Reproduce every line of the listing as written, apart from the pictures.

Excerpts from a figure dataset:
- - -

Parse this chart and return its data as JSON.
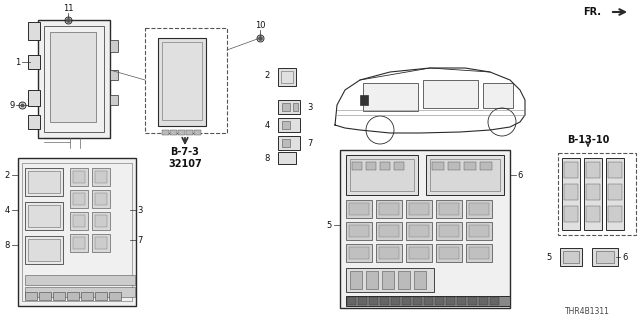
{
  "bg_color": "#ffffff",
  "part_number": "THR4B1311",
  "b73_text": "B-7-3\n32107",
  "b1310_text": "B-13-10",
  "fr_text": "FR.",
  "line_color": "#2a2a2a",
  "dash_color": "#555555",
  "part_fill": "#e8e8e8",
  "part_fill2": "#d0d0d0",
  "part_fill3": "#f2f2f2",
  "dark_fill": "#888888",
  "mid_fill": "#bbbbbb"
}
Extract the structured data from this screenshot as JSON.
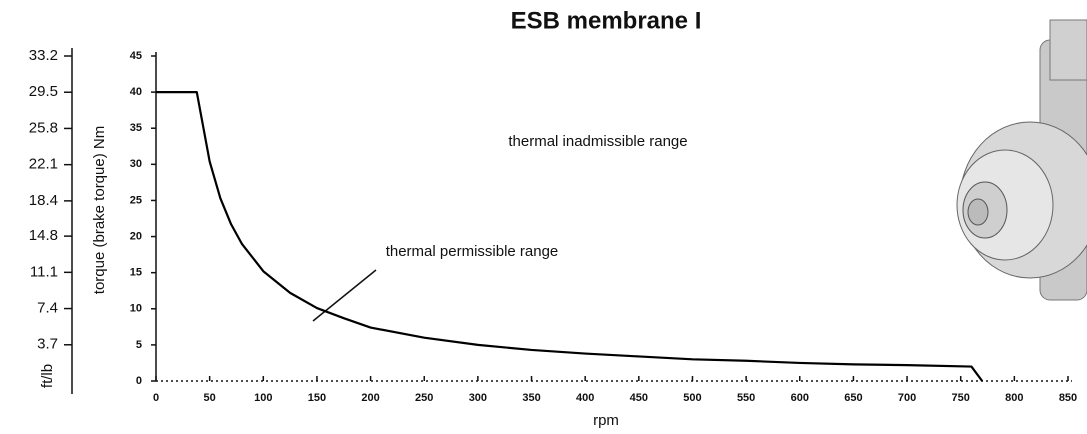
{
  "chart_data": {
    "type": "line",
    "title": "ESB membrane I",
    "x": [
      0,
      38,
      50,
      60,
      70,
      80,
      100,
      125,
      150,
      175,
      200,
      250,
      300,
      350,
      400,
      450,
      500,
      550,
      600,
      650,
      700,
      760,
      770
    ],
    "series": [
      {
        "name": "torque",
        "color": "#000000",
        "values": [
          40,
          40,
          30.4,
          25.3,
          21.7,
          19,
          15.2,
          12.2,
          10.1,
          8.7,
          7.4,
          6,
          5,
          4.3,
          3.8,
          3.4,
          3,
          2.8,
          2.5,
          2.3,
          2.2,
          2,
          0
        ]
      }
    ],
    "xlim": [
      0,
      850
    ],
    "xticks": [
      0,
      50,
      100,
      150,
      200,
      250,
      300,
      350,
      400,
      450,
      500,
      550,
      600,
      650,
      700,
      750,
      800,
      850
    ],
    "ylim": [
      0,
      45
    ],
    "yticks": [
      0,
      5,
      10,
      15,
      20,
      25,
      30,
      35,
      40,
      45
    ],
    "y2lim": [
      0,
      33.2
    ],
    "y2ticks": [
      3.7,
      7.4,
      11.1,
      14.8,
      18.4,
      22.1,
      25.8,
      29.5,
      33.2
    ],
    "x_label": "rpm",
    "y_label": "torque (brake torque) Nm",
    "y2_label": "ft/lb",
    "annotations": [
      "thermal inadmissible range",
      "thermal permissible range"
    ]
  }
}
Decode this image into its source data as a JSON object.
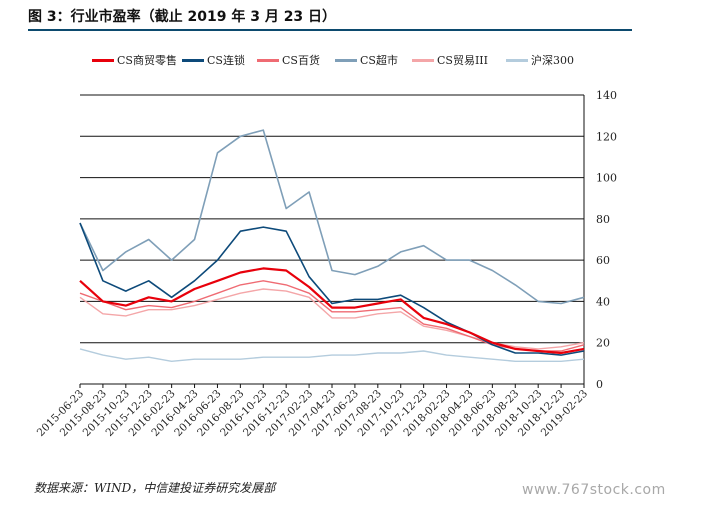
{
  "figure": {
    "title": "图 3：行业市盈率（截止 2019 年 3 月 23 日）",
    "source": "数据来源：WIND，中信建投证券研究发展部",
    "watermark": "www.767stock.com"
  },
  "colors": {
    "title_rule": "#0c4a6e"
  },
  "chart_data": {
    "type": "line",
    "title": "",
    "xlabel": "",
    "ylabel": "",
    "ylim": [
      0,
      140
    ],
    "yticks": [
      0,
      20,
      40,
      60,
      80,
      100,
      120,
      140
    ],
    "y_axis_side": "right",
    "grid": "horizontal",
    "legend_position": "top",
    "x": [
      "2015-06-23",
      "2015-08-23",
      "2015-10-23",
      "2015-12-23",
      "2016-02-23",
      "2016-04-23",
      "2016-06-23",
      "2016-08-23",
      "2016-10-23",
      "2016-12-23",
      "2017-02-23",
      "2017-04-23",
      "2017-06-23",
      "2017-08-23",
      "2017-10-23",
      "2017-12-23",
      "2018-02-23",
      "2018-04-23",
      "2018-06-23",
      "2018-08-23",
      "2018-10-23",
      "2018-12-23",
      "2019-02-23"
    ],
    "series": [
      {
        "name": "CS商贸零售",
        "color": "#e8000b",
        "width": 2.2,
        "values": [
          50,
          40,
          38,
          42,
          40,
          46,
          50,
          54,
          56,
          55,
          47,
          37,
          37,
          39,
          41,
          32,
          29,
          25,
          20,
          17,
          16,
          15,
          17
        ]
      },
      {
        "name": "CS连锁",
        "color": "#0d4a7a",
        "width": 1.6,
        "values": [
          78,
          50,
          45,
          50,
          42,
          50,
          60,
          74,
          76,
          74,
          52,
          39,
          41,
          41,
          43,
          37,
          30,
          25,
          19,
          15,
          15,
          14,
          16
        ]
      },
      {
        "name": "CS百货",
        "color": "#ef6b73",
        "width": 1.4,
        "values": [
          44,
          40,
          36,
          38,
          37,
          40,
          44,
          48,
          50,
          48,
          44,
          35,
          35,
          36,
          37,
          29,
          27,
          23,
          19,
          17,
          16,
          16,
          19
        ]
      },
      {
        "name": "CS超市",
        "color": "#7f9fb8",
        "width": 1.6,
        "values": [
          78,
          55,
          64,
          70,
          60,
          70,
          112,
          120,
          123,
          85,
          93,
          55,
          53,
          57,
          64,
          67,
          60,
          60,
          55,
          48,
          40,
          39,
          42
        ]
      },
      {
        "name": "CS贸易III",
        "color": "#f4a6a8",
        "width": 1.4,
        "values": [
          42,
          34,
          33,
          36,
          36,
          38,
          41,
          44,
          46,
          45,
          42,
          32,
          32,
          34,
          35,
          28,
          26,
          23,
          20,
          18,
          17,
          18,
          20
        ]
      },
      {
        "name": "沪深300",
        "color": "#b4ccdd",
        "width": 1.4,
        "values": [
          17,
          14,
          12,
          13,
          11,
          12,
          12,
          12,
          13,
          13,
          13,
          14,
          14,
          15,
          15,
          16,
          14,
          13,
          12,
          11,
          11,
          11,
          12
        ]
      }
    ]
  }
}
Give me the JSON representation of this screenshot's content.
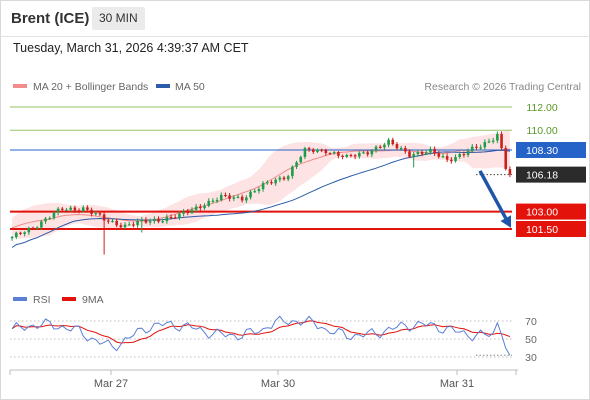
{
  "header": {
    "instrument": "Brent (ICE)",
    "timeframe": "30 MIN",
    "timestamp": "Tuesday, March 31, 2026 4:39:37 AM CET"
  },
  "legend": {
    "ma20_bb": "MA 20 + Bollinger Bands",
    "ma50": "MA 50",
    "source": "Research © 2026 Trading Central",
    "rsi": "RSI",
    "rsi_ma": "9MA"
  },
  "colors": {
    "ma20": "#f28b8b",
    "ma50": "#2d5ca8",
    "bollinger_fill": "#fde3e3",
    "resistance": "#95c26a",
    "pivot": "#2563c8",
    "support": "#e3120b",
    "current": "#2b2b2b",
    "rsi": "#5b7fd6",
    "rsi_ma": "#e3120b",
    "bull_candle": "#1e9c4a",
    "bear_candle": "#c8201b",
    "arrow": "#1f55a8"
  },
  "chart_data": [
    {
      "type": "candlestick",
      "title": "Brent (ICE)",
      "x_tick_labels": [
        "Mar 27",
        "Mar 30",
        "Mar 31"
      ],
      "y_range": [
        99.3,
        113.0
      ],
      "levels": [
        {
          "value": 112.0,
          "label": "112.00",
          "kind": "resistance"
        },
        {
          "value": 110.0,
          "label": "110.00",
          "kind": "resistance"
        },
        {
          "value": 108.3,
          "label": "108.30",
          "kind": "pivot"
        },
        {
          "value": 106.18,
          "label": "106.18",
          "kind": "current"
        },
        {
          "value": 103.0,
          "label": "103.00",
          "kind": "support"
        },
        {
          "value": 101.5,
          "label": "101.50",
          "kind": "support"
        }
      ],
      "key_points": [
        {
          "x": "Mar 27",
          "close": 101.9
        },
        {
          "x": "Mar 30",
          "close": 108.2
        },
        {
          "x": "Mar 31",
          "close": 106.18
        }
      ],
      "forecast_arrow": {
        "from": 106.5,
        "to": 101.6
      }
    },
    {
      "type": "line",
      "title": "RSI",
      "y_ticks": [
        70,
        50,
        30
      ],
      "series": [
        {
          "name": "RSI",
          "key_points": [
            {
              "x": "Mar 27",
              "value": 50
            },
            {
              "x": "Mar 30",
              "value": 63
            },
            {
              "x": "Mar 31",
              "value": 32
            }
          ]
        },
        {
          "name": "9MA",
          "key_points": [
            {
              "x": "Mar 27",
              "value": 53
            },
            {
              "x": "Mar 30",
              "value": 62
            },
            {
              "x": "Mar 31",
              "value": 52
            }
          ]
        }
      ]
    }
  ]
}
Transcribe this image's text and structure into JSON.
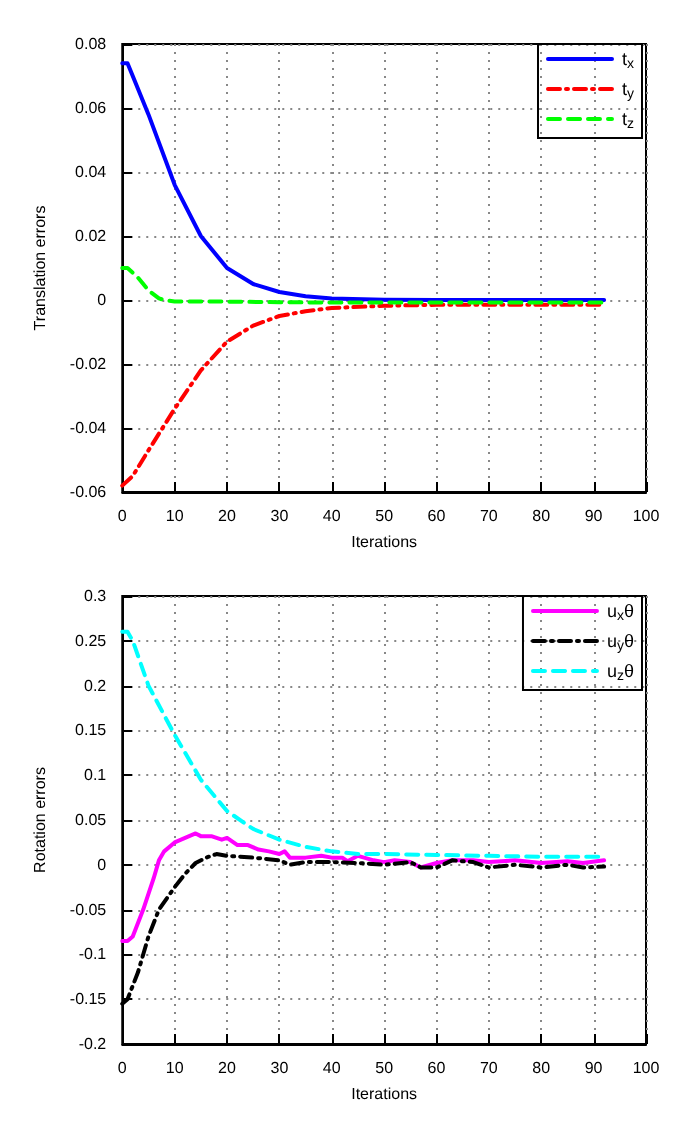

- - -

• Task solution:
Parse this chart and return its data as JSON.
{
  "bg_color": "#ffffff",
  "part_number": "THR4B1311",
  "b73_text": "B-7-3\n32107",
  "b1310_text": "B-13-10",
  "fr_text": "FR.",
  "line_color": "#2a2a2a",
  "dash_color": "#555555",
  "part_fill": "#e8e8e8",
  "part_fill2": "#d0d0d0",
  "part_fill3": "#f2f2f2",
  "dark_fill": "#888888",
  "mid_fill": "#bbbbbb"
}
Extract the structured data from this screenshot as JSON.
{
  "chart_data": {
    "type": "line",
    "title": "ESB membrane I",
    "x": [
      0,
      38,
      50,
      60,
      70,
      80,
      100,
      125,
      150,
      175,
      200,
      250,
      300,
      350,
      400,
      450,
      500,
      550,
      600,
      650,
      700,
      760,
      770
    ],
    "series": [
      {
        "name": "torque",
        "color": "#000000",
        "values": [
          40,
          40,
          30.4,
          25.3,
          21.7,
          19,
          15.2,
          12.2,
          10.1,
          8.7,
          7.4,
          6,
          5,
          4.3,
          3.8,
          3.4,
          3,
          2.8,
          2.5,
          2.3,
          2.2,
          2,
          0
        ]
      }
    ],
    "xlim": [
      0,
      850
    ],
    "xticks": [
      0,
      50,
      100,
      150,
      200,
      250,
      300,
      350,
      400,
      450,
      500,
      550,
      600,
      650,
      700,
      750,
      800,
      850
    ],
    "ylim": [
      0,
      45
    ],
    "yticks": [
      0,
      5,
      10,
      15,
      20,
      25,
      30,
      35,
      40,
      45
    ],
    "y2lim": [
      0,
      33.2
    ],
    "y2ticks": [
      3.7,
      7.4,
      11.1,
      14.8,
      18.4,
      22.1,
      25.8,
      29.5,
      33.2
    ],
    "x_label": "rpm",
    "y_label": "torque (brake torque) Nm",
    "y2_label": "ft/lb",
    "annotations": [
      "thermal inadmissible range",
      "thermal permissible range"
    ]
  }
}
Decode this image into its source data as a JSON object.
{
  "figure": {
    "title": "图 3：行业市盈率（截止 2019 年 3 月 23 日）",
    "source": "数据来源：WIND，中信建投证券研究发展部",
    "watermark": "www.767stock.com"
  },
  "colors": {
    "title_rule": "#0c4a6e"
  },
  "chart_data": {
    "type": "line",
    "title": "",
    "xlabel": "",
    "ylabel": "",
    "ylim": [
      0,
      140
    ],
    "yticks": [
      0,
      20,
      40,
      60,
      80,
      100,
      120,
      140
    ],
    "y_axis_side": "right",
    "grid": "horizontal",
    "legend_position": "top",
    "x": [
      "2015-06-23",
      "2015-08-23",
      "2015-10-23",
      "2015-12-23",
      "2016-02-23",
      "2016-04-23",
      "2016-06-23",
      "2016-08-23",
      "2016-10-23",
      "2016-12-23",
      "2017-02-23",
      "2017-04-23",
      "2017-06-23",
      "2017-08-23",
      "2017-10-23",
      "2017-12-23",
      "2018-02-23",
      "2018-04-23",
      "2018-06-23",
      "2018-08-23",
      "2018-10-23",
      "2018-12-23",
      "2019-02-23"
    ],
    "series": [
      {
        "name": "CS商贸零售",
        "color": "#e8000b",
        "width": 2.2,
        "values": [
          50,
          40,
          38,
          42,
          40,
          46,
          50,
          54,
          56,
          55,
          47,
          37,
          37,
          39,
          41,
          32,
          29,
          25,
          20,
          17,
          16,
          15,
          17
        ]
      },
      {
        "name": "CS连锁",
        "color": "#0d4a7a",
        "width": 1.6,
        "values": [
          78,
          50,
          45,
          50,
          42,
          50,
          60,
          74,
          76,
          74,
          52,
          39,
          41,
          41,
          43,
          37,
          30,
          25,
          19,
          15,
          15,
          14,
          16
        ]
      },
      {
        "name": "CS百货",
        "color": "#ef6b73",
        "width": 1.4,
        "values": [
          44,
          40,
          36,
          38,
          37,
          40,
          44,
          48,
          50,
          48,
          44,
          35,
          35,
          36,
          37,
          29,
          27,
          23,
          19,
          17,
          16,
          16,
          19
        ]
      },
      {
        "name": "CS超市",
        "color": "#7f9fb8",
        "width": 1.6,
        "values": [
          78,
          55,
          64,
          70,
          60,
          70,
          112,
          120,
          123,
          85,
          93,
          55,
          53,
          57,
          64,
          67,
          60,
          60,
          55,
          48,
          40,
          39,
          42
        ]
      },
      {
        "name": "CS贸易III",
        "color": "#f4a6a8",
        "width": 1.4,
        "values": [
          42,
          34,
          33,
          36,
          36,
          38,
          41,
          44,
          46,
          45,
          42,
          32,
          32,
          34,
          35,
          28,
          26,
          23,
          20,
          18,
          17,
          18,
          20
        ]
      },
      {
        "name": "沪深300",
        "color": "#b4ccdd",
        "width": 1.4,
        "values": [
          17,
          14,
          12,
          13,
          11,
          12,
          12,
          12,
          13,
          13,
          13,
          14,
          14,
          15,
          15,
          16,
          14,
          13,
          12,
          11,
          11,
          11,
          12
        ]
      }
    ]
  }
}
Give me the JSON representation of this screenshot's content.
{
  "header": {
    "instrument": "Brent (ICE)",
    "timeframe": "30 MIN",
    "timestamp": "Tuesday, March 31, 2026 4:39:37 AM CET"
  },
  "legend": {
    "ma20_bb": "MA 20 + Bollinger Bands",
    "ma50": "MA 50",
    "source": "Research © 2026 Trading Central",
    "rsi": "RSI",
    "rsi_ma": "9MA"
  },
  "colors": {
    "ma20": "#f28b8b",
    "ma50": "#2d5ca8",
    "bollinger_fill": "#fde3e3",
    "resistance": "#95c26a",
    "pivot": "#2563c8",
    "support": "#e3120b",
    "current": "#2b2b2b",
    "rsi": "#5b7fd6",
    "rsi_ma": "#e3120b",
    "bull_candle": "#1e9c4a",
    "bear_candle": "#c8201b",
    "arrow": "#1f55a8"
  },
  "chart_data": [
    {
      "type": "candlestick",
      "title": "Brent (ICE)",
      "x_tick_labels": [
        "Mar 27",
        "Mar 30",
        "Mar 31"
      ],
      "y_range": [
        99.3,
        113.0
      ],
      "levels": [
        {
          "value": 112.0,
          "label": "112.00",
          "kind": "resistance"
        },
        {
          "value": 110.0,
          "label": "110.00",
          "kind": "resistance"
        },
        {
          "value": 108.3,
          "label": "108.30",
          "kind": "pivot"
        },
        {
          "value": 106.18,
          "label": "106.18",
          "kind": "current"
        },
        {
          "value": 103.0,
          "label": "103.00",
          "kind": "support"
        },
        {
          "value": 101.5,
          "label": "101.50",
          "kind": "support"
        }
      ],
      "key_points": [
        {
          "x": "Mar 27",
          "close": 101.9
        },
        {
          "x": "Mar 30",
          "close": 108.2
        },
        {
          "x": "Mar 31",
          "close": 106.18
        }
      ],
      "forecast_arrow": {
        "from": 106.5,
        "to": 101.6
      }
    },
    {
      "type": "line",
      "title": "RSI",
      "y_ticks": [
        70,
        50,
        30
      ],
      "series": [
        {
          "name": "RSI",
          "key_points": [
            {
              "x": "Mar 27",
              "value": 50
            },
            {
              "x": "Mar 30",
              "value": 63
            },
            {
              "x": "Mar 31",
              "value": 32
            }
          ]
        },
        {
          "name": "9MA",
          "key_points": [
            {
              "x": "Mar 27",
              "value": 53
            },
            {
              "x": "Mar 30",
              "value": 62
            },
            {
              "x": "Mar 31",
              "value": 52
            }
          ]
        }
      ]
    }
  ]
}
Transcribe this image's text and structure into JSON.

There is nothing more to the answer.